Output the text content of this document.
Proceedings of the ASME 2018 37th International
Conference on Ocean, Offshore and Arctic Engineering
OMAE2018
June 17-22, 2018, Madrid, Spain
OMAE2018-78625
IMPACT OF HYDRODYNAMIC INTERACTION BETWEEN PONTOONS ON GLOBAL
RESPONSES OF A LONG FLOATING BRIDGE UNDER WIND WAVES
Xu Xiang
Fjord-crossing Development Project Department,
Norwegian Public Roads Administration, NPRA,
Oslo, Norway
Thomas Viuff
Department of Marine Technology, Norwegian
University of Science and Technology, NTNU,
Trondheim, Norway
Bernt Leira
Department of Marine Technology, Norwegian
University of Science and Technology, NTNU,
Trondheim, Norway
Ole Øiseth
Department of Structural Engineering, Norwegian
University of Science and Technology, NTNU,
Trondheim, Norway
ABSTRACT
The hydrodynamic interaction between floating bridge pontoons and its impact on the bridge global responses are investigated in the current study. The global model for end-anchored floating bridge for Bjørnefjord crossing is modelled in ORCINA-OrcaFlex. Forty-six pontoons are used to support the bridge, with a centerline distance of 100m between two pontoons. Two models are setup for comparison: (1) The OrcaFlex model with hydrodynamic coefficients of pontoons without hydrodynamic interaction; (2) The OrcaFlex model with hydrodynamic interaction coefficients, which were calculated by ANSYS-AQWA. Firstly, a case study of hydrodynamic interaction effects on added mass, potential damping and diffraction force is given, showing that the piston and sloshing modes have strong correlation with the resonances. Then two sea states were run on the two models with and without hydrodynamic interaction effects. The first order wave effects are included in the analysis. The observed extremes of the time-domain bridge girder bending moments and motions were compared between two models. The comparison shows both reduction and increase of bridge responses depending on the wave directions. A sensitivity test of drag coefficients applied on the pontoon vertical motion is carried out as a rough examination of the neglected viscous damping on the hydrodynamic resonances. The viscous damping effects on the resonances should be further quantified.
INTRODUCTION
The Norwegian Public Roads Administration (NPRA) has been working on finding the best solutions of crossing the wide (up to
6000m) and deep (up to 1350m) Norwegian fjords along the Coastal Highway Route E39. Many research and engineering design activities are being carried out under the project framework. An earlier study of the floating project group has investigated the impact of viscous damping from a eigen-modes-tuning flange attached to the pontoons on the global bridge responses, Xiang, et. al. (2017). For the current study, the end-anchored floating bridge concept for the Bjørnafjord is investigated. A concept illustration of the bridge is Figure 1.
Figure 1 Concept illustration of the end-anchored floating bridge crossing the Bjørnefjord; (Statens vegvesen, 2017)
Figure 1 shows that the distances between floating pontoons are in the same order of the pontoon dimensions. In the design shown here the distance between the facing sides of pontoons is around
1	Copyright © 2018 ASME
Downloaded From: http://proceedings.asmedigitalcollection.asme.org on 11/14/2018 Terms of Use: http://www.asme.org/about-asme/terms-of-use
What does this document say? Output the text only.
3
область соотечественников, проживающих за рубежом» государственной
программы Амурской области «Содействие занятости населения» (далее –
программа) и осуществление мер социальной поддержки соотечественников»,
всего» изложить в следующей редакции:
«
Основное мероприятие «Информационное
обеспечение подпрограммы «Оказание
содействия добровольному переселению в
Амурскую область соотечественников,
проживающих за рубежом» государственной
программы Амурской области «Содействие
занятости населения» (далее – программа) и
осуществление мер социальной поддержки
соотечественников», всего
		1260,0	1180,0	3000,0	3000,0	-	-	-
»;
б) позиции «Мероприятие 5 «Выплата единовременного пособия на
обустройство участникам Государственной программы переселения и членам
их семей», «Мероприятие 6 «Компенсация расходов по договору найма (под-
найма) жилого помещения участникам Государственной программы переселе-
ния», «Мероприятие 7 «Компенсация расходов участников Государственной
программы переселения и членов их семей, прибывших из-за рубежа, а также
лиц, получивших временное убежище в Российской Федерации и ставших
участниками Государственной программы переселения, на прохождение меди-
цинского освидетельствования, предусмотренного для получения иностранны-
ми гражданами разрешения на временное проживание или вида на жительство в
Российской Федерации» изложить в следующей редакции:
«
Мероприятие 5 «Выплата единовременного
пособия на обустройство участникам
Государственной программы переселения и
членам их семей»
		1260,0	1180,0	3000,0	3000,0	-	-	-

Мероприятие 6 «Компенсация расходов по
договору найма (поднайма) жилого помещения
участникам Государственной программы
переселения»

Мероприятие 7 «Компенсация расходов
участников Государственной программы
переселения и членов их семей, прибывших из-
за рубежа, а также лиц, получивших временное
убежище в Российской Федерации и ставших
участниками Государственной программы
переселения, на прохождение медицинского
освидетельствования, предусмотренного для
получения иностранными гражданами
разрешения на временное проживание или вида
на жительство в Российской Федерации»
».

• [EXERCISE]:
Exactly as they are written, print the entries again.

• [RESPONSE TO THE TASK]:
Output the text content of this document.
Proceedings of the ASME 2018 37th International
Conference on Ocean, Offshore and Arctic Engineering
OMAE2018
June 17-22, 2018, Madrid, Spain
OMAE2018-78625
IMPACT OF HYDRODYNAMIC INTERACTION BETWEEN PONTOONS ON GLOBAL
RESPONSES OF A LONG FLOATING BRIDGE UNDER WIND WAVES
Xu Xiang
Fjord-crossing Development Project Department,
Norwegian Public Roads Administration, NPRA,
Oslo, Norway
Thomas Viuff
Department of Marine Technology, Norwegian
University of Science and Technology, NTNU,
Trondheim, Norway
Bernt Leira
Department of Marine Technology, Norwegian
University of Science and Technology, NTNU,
Trondheim, Norway
Ole Øiseth
Department of Structural Engineering, Norwegian
University of Science and Technology, NTNU,
Trondheim, Norway
ABSTRACT
The hydrodynamic interaction between floating bridge pontoons and its impact on the bridge global responses are investigated in the current study. The global model for end-anchored floating bridge for Bjørnefjord crossing is modelled in ORCINA-OrcaFlex. Forty-six pontoons are used to support the bridge, with a centerline distance of 100m between two pontoons. Two models are setup for comparison: (1) The OrcaFlex model with hydrodynamic coefficients of pontoons without hydrodynamic interaction; (2) The OrcaFlex model with hydrodynamic interaction coefficients, which were calculated by ANSYS-AQWA. Firstly, a case study of hydrodynamic interaction effects on added mass, potential damping and diffraction force is given, showing that the piston and sloshing modes have strong correlation with the resonances. Then two sea states were run on the two models with and without hydrodynamic interaction effects. The first order wave effects are included in the analysis. The observed extremes of the time-domain bridge girder bending moments and motions were compared between two models. The comparison shows both reduction and increase of bridge responses depending on the wave directions. A sensitivity test of drag coefficients applied on the pontoon vertical motion is carried out as a rough examination of the neglected viscous damping on the hydrodynamic resonances. The viscous damping effects on the resonances should be further quantified.
INTRODUCTION
The Norwegian Public Roads Administration (NPRA) has been working on finding the best solutions of crossing the wide (up to
6000m) and deep (up to 1350m) Norwegian fjords along the Coastal Highway Route E39. Many research and engineering design activities are being carried out under the project framework. An earlier study of the floating project group has investigated the impact of viscous damping from a eigen-modes-tuning flange attached to the pontoons on the global bridge responses, Xiang, et. al. (2017). For the current study, the end-anchored floating bridge concept for the Bjørnafjord is investigated. A concept illustration of the bridge is Figure 1.
Figure 1 Concept illustration of the end-anchored floating bridge crossing the Bjørnefjord; (Statens vegvesen, 2017)
Figure 1 shows that the distances between floating pontoons are in the same order of the pontoon dimensions. In the design shown here the distance between the facing sides of pontoons is around
1	Copyright © 2018 ASME
Downloaded From: http://proceedings.asmedigitalcollection.asme.org on 11/14/2018 Terms of Use: http://www.asme.org/about-asme/terms-of-use
What does this document say? Output the text only.
3
область соотечественников, проживающих за рубежом» государственной
программы Амурской области «Содействие занятости населения» (далее –
программа) и осуществление мер социальной поддержки соотечественников»,
всего» изложить в следующей редакции:
«
Основное мероприятие «Информационное
обеспечение подпрограммы «Оказание
содействия добровольному переселению в
Амурскую область соотечественников,
проживающих за рубежом» государственной
программы Амурской области «Содействие
занятости населения» (далее – программа) и
осуществление мер социальной поддержки
соотечественников», всего
		1260,0	1180,0	3000,0	3000,0	-	-	-
»;
б) позиции «Мероприятие 5 «Выплата единовременного пособия на
обустройство участникам Государственной программы переселения и членам
их семей», «Мероприятие 6 «Компенсация расходов по договору найма (под-
найма) жилого помещения участникам Государственной программы переселе-
ния», «Мероприятие 7 «Компенсация расходов участников Государственной
программы переселения и членов их семей, прибывших из-за рубежа, а также
лиц, получивших временное убежище в Российской Федерации и ставших
участниками Государственной программы переселения, на прохождение меди-
цинского освидетельствования, предусмотренного для получения иностранны-
ми гражданами разрешения на временное проживание или вида на жительство в
Российской Федерации» изложить в следующей редакции:
«
Мероприятие 5 «Выплата единовременного
пособия на обустройство участникам
Государственной программы переселения и
членам их семей»
		1260,0	1180,0	3000,0	3000,0	-	-	-

Мероприятие 6 «Компенсация расходов по
договору найма (поднайма) жилого помещения
участникам Государственной программы
переселения»

Мероприятие 7 «Компенсация расходов
участников Государственной программы
переселения и членов их семей, прибывших из-
за рубежа, а также лиц, получивших временное
убежище в Российской Федерации и ставших
участниками Государственной программы
переселения, на прохождение медицинского
освидетельствования, предусмотренного для
получения иностранными гражданами
разрешения на временное проживание или вида
на жительство в Российской Федерации»
».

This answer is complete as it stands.